→ **Problem statement**: Write out every line below that includes the word "What".

########################################

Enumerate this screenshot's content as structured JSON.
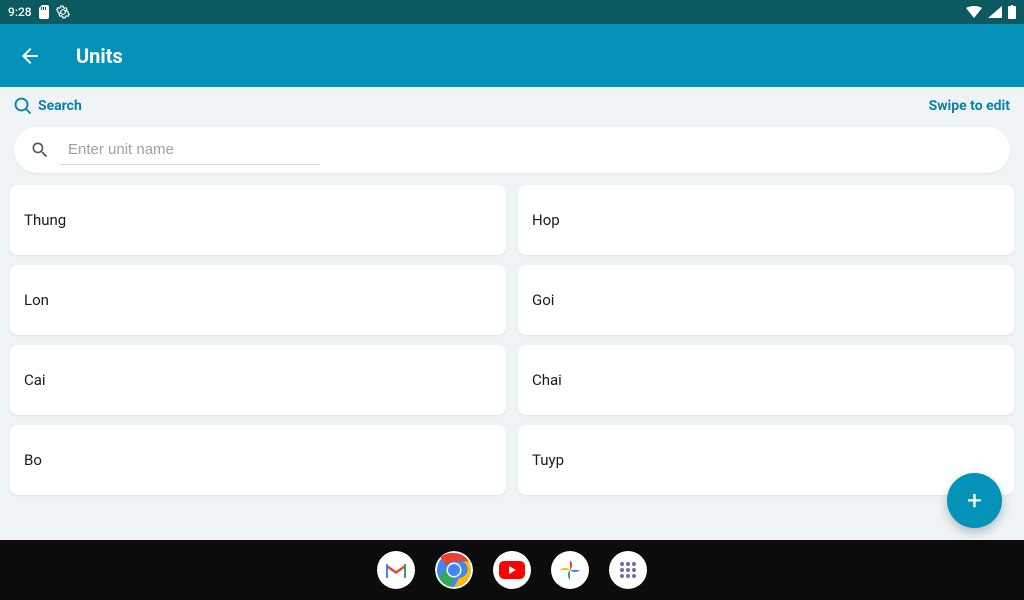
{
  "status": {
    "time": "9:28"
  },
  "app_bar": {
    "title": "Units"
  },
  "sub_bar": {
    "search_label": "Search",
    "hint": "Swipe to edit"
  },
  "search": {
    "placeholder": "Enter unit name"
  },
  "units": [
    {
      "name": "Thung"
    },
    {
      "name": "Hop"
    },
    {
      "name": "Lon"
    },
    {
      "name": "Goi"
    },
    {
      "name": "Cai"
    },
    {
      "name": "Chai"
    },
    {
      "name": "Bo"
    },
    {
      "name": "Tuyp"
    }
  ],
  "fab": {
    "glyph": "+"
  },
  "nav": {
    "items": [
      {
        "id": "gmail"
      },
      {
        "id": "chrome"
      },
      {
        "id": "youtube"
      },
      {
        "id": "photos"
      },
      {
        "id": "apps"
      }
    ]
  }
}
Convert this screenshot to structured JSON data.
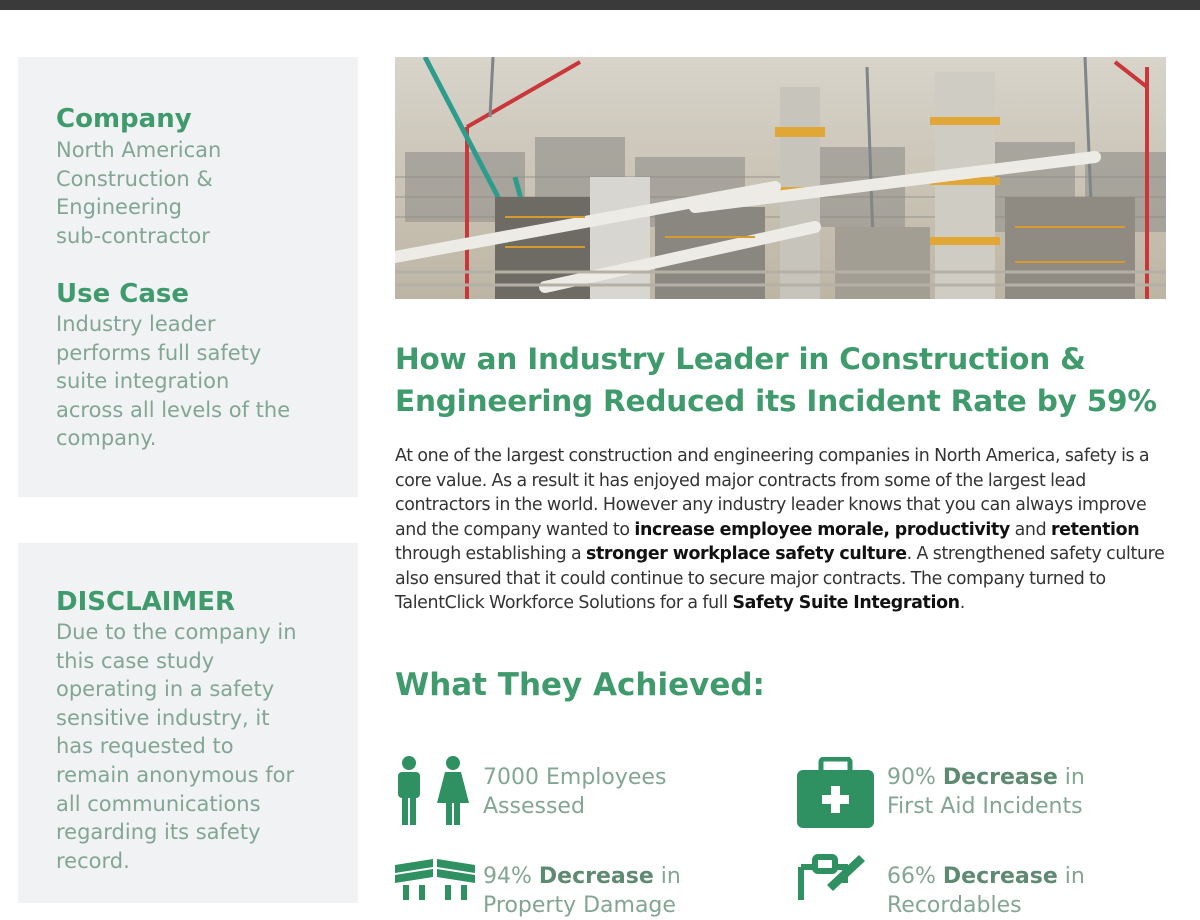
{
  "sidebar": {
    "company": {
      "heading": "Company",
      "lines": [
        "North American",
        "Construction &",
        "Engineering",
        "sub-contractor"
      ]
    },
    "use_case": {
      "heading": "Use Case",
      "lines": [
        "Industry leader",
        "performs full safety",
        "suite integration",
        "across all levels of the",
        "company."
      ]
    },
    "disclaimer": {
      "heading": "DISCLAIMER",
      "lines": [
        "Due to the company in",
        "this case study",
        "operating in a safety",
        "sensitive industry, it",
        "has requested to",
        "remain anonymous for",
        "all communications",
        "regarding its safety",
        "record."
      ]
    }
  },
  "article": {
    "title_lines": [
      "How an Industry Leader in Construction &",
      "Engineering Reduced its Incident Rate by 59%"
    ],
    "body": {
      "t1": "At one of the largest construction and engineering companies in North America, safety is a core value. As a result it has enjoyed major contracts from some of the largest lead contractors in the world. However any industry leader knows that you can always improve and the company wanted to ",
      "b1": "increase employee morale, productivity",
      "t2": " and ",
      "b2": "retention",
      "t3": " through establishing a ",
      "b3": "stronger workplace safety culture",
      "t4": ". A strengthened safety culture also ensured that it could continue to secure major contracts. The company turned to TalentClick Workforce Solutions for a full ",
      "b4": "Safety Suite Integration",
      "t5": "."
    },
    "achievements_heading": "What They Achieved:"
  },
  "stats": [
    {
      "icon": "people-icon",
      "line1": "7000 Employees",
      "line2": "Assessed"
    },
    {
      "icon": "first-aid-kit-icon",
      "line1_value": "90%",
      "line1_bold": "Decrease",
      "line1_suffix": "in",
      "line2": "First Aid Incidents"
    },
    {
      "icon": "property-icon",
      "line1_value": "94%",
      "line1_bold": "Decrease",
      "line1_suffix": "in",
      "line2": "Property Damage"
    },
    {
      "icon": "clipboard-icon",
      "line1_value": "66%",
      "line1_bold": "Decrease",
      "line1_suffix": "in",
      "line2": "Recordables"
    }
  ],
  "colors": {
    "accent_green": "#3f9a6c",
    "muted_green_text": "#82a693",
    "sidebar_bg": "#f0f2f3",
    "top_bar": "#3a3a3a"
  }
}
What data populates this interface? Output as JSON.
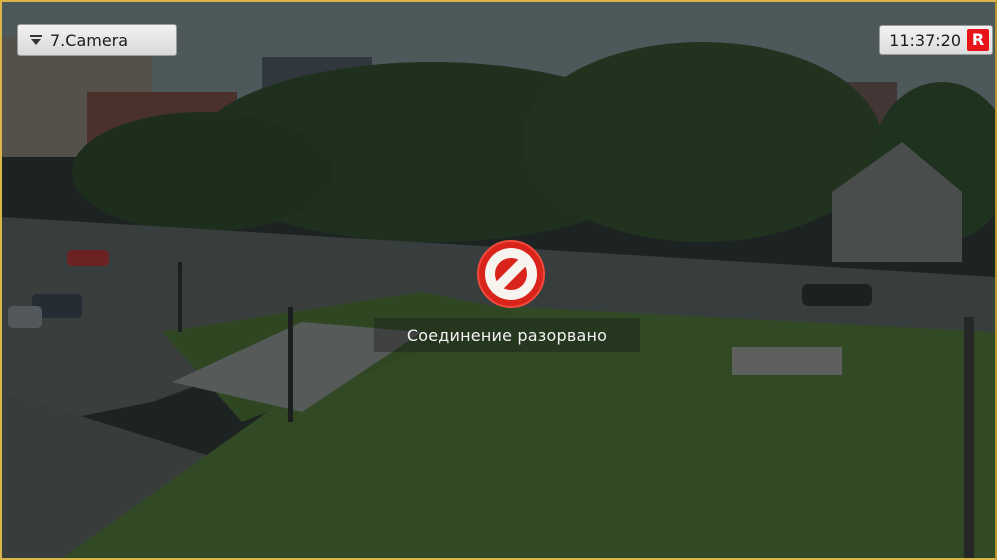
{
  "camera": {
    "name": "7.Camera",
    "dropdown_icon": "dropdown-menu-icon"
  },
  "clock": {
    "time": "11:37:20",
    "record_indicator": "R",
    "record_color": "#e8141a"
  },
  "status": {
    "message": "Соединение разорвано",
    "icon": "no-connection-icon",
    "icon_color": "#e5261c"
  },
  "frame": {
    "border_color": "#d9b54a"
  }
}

########################################

→ **Full output**:
    "achievements_heading": "What They Achieved:"
What data populates this interface? Output as JSON.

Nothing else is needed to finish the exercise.